What needs to be done:
Scan the entries below and extract each line with the word "spoonful" in it.

Data in this exercise:
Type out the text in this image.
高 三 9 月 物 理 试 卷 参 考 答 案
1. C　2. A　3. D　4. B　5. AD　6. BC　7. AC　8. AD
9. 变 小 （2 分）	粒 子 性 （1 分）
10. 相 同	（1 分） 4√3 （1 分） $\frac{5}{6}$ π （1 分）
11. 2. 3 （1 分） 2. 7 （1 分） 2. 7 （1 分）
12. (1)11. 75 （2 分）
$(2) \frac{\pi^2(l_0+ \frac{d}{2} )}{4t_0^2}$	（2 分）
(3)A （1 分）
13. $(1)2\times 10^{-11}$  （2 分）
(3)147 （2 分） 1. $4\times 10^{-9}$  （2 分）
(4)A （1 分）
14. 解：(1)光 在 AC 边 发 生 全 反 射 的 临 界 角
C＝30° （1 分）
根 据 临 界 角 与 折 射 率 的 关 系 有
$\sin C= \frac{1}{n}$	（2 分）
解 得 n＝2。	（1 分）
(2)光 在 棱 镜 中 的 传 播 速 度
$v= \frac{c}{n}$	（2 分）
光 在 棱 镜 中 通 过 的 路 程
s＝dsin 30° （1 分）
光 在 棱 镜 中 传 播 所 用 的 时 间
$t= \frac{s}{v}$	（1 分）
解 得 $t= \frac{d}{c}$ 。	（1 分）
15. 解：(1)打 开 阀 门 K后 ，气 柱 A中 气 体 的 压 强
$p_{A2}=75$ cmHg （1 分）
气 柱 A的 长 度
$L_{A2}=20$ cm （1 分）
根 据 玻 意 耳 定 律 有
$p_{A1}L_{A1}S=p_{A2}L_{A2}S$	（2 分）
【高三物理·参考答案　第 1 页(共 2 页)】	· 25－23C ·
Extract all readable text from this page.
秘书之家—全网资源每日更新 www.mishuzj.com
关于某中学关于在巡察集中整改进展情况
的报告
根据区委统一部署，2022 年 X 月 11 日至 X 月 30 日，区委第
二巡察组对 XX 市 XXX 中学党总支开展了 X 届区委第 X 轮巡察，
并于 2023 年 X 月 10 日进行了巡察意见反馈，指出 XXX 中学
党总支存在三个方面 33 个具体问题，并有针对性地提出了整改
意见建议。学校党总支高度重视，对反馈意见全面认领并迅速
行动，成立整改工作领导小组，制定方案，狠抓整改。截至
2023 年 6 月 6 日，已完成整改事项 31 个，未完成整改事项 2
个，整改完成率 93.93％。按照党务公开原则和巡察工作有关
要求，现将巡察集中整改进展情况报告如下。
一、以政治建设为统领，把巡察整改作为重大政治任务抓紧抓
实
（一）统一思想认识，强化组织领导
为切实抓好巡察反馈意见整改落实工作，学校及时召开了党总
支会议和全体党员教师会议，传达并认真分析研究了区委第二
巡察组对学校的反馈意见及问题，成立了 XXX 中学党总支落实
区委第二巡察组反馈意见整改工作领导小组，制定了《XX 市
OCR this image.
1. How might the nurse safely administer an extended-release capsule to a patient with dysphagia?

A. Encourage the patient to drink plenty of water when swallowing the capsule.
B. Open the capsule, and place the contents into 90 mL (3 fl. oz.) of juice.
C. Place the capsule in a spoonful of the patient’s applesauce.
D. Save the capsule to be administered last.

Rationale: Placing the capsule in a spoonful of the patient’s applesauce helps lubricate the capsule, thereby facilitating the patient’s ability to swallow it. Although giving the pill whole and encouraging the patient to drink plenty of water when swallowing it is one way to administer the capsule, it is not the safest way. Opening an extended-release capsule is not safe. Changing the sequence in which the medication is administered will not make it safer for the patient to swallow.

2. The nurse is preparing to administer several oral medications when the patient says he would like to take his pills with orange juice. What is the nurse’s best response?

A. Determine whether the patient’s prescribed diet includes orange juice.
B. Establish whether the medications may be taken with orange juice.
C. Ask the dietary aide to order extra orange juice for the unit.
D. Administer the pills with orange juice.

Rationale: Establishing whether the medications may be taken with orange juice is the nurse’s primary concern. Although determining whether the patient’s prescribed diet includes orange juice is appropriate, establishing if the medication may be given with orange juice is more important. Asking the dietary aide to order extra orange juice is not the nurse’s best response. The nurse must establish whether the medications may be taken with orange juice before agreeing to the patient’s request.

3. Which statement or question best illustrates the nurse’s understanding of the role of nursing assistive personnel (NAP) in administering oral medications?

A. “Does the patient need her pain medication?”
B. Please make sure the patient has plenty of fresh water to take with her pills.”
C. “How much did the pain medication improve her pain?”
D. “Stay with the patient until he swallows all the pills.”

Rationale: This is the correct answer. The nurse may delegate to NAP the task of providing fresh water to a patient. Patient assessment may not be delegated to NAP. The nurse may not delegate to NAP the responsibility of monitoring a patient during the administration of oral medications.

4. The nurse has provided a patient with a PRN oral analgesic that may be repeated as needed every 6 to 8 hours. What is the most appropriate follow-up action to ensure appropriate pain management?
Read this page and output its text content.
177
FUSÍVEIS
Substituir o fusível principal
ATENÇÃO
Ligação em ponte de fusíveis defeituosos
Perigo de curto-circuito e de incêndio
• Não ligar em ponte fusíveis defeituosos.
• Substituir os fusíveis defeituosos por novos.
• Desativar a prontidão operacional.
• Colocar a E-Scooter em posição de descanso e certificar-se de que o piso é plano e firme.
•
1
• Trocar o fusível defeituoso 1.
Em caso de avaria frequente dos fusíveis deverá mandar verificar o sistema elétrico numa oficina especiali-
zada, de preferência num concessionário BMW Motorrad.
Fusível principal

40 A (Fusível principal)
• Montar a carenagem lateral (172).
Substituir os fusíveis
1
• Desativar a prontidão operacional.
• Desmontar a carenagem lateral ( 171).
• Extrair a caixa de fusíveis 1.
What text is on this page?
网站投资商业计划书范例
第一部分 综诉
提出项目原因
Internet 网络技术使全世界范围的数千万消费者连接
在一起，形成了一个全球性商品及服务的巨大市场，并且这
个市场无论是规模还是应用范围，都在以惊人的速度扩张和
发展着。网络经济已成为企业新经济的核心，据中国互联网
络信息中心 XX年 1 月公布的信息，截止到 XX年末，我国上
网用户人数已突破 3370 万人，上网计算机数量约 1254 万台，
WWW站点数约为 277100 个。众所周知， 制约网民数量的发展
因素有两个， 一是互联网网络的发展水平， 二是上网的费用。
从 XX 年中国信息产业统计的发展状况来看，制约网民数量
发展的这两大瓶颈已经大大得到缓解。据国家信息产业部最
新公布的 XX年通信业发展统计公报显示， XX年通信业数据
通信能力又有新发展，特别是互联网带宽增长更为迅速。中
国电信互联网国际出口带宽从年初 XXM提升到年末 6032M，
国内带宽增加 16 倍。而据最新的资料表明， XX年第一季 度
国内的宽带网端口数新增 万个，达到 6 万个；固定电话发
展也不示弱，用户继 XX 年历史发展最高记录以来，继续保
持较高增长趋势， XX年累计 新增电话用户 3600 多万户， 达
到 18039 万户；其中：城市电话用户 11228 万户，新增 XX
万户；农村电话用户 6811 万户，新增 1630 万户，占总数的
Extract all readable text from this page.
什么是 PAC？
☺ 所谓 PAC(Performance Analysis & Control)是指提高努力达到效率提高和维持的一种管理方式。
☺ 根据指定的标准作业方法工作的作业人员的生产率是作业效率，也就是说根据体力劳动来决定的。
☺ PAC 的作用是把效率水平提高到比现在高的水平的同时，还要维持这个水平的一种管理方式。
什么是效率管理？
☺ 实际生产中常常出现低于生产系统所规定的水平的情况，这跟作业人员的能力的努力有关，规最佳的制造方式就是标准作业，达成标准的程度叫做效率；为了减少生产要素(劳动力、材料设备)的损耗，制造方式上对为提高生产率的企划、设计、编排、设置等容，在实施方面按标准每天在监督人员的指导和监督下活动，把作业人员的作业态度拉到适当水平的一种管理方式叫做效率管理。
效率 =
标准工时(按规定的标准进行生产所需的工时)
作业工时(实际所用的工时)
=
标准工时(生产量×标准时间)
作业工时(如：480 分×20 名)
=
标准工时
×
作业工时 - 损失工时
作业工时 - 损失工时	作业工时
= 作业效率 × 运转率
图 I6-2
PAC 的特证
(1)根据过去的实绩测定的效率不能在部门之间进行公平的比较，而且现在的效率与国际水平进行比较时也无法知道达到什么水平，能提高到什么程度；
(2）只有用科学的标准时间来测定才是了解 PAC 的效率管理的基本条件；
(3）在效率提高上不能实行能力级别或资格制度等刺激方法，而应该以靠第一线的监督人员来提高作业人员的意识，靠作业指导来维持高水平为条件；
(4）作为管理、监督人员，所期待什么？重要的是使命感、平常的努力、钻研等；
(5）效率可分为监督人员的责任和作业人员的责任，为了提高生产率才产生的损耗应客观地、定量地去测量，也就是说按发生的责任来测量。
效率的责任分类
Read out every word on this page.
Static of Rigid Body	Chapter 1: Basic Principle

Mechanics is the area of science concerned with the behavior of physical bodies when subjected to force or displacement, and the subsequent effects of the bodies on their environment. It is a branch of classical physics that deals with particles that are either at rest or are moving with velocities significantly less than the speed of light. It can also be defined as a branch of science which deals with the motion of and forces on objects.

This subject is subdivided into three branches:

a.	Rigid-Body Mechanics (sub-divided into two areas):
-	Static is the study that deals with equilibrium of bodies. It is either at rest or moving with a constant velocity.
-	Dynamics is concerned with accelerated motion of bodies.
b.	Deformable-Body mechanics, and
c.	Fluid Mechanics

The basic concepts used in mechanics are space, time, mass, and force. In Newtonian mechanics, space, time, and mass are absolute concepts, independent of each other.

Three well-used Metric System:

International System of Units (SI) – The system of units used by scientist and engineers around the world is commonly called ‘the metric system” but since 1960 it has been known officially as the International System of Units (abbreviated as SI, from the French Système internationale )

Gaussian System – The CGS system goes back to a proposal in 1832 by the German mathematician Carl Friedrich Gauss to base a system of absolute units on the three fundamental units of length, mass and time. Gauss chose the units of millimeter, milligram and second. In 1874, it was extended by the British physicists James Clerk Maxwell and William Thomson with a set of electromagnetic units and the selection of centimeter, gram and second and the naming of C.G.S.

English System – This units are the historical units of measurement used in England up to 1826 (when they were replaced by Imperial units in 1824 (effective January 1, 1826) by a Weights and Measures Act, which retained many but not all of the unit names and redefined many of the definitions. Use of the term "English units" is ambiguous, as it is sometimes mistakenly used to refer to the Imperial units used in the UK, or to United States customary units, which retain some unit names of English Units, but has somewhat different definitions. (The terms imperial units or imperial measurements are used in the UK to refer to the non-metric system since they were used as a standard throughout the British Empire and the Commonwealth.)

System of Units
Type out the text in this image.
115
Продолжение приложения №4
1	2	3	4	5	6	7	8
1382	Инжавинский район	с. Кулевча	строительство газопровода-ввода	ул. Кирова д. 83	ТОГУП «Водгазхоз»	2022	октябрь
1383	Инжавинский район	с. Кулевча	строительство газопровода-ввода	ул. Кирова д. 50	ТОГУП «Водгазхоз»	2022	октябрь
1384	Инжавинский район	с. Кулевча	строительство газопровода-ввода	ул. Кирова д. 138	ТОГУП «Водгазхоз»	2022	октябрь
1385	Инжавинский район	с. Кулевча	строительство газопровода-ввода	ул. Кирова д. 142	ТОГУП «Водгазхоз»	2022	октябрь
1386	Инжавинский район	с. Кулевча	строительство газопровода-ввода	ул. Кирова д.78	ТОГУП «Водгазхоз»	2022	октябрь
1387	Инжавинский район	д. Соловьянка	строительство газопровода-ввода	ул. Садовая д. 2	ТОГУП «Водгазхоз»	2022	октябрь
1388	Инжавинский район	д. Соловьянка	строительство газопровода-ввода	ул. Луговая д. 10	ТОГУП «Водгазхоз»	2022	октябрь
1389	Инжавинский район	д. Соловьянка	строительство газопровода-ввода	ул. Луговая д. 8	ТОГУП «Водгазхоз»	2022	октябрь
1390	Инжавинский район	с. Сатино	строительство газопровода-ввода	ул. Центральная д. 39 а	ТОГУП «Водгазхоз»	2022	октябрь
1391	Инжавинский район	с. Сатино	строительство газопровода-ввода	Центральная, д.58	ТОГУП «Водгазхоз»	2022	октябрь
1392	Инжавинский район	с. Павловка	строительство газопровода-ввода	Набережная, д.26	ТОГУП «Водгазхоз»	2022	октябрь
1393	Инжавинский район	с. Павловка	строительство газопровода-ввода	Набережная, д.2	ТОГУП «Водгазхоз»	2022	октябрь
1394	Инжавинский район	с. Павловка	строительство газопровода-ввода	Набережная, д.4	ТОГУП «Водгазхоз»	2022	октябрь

Exercise response:
C. Place the capsule in a spoonful of the patient’s applesauce.
Rationale: Placing the capsule in a spoonful of the patient’s applesauce helps lubricate the capsule, thereby facilitating the patient’s ability to swallow it. Although giving the pill whole and encouraging the patient to drink plenty of water when swallowing it is one way to administer the capsule, it is not the safest way. Opening an extended-release capsule is not safe. Changing the sequence in which the medication is administered will not make it safer for the patient to swallow.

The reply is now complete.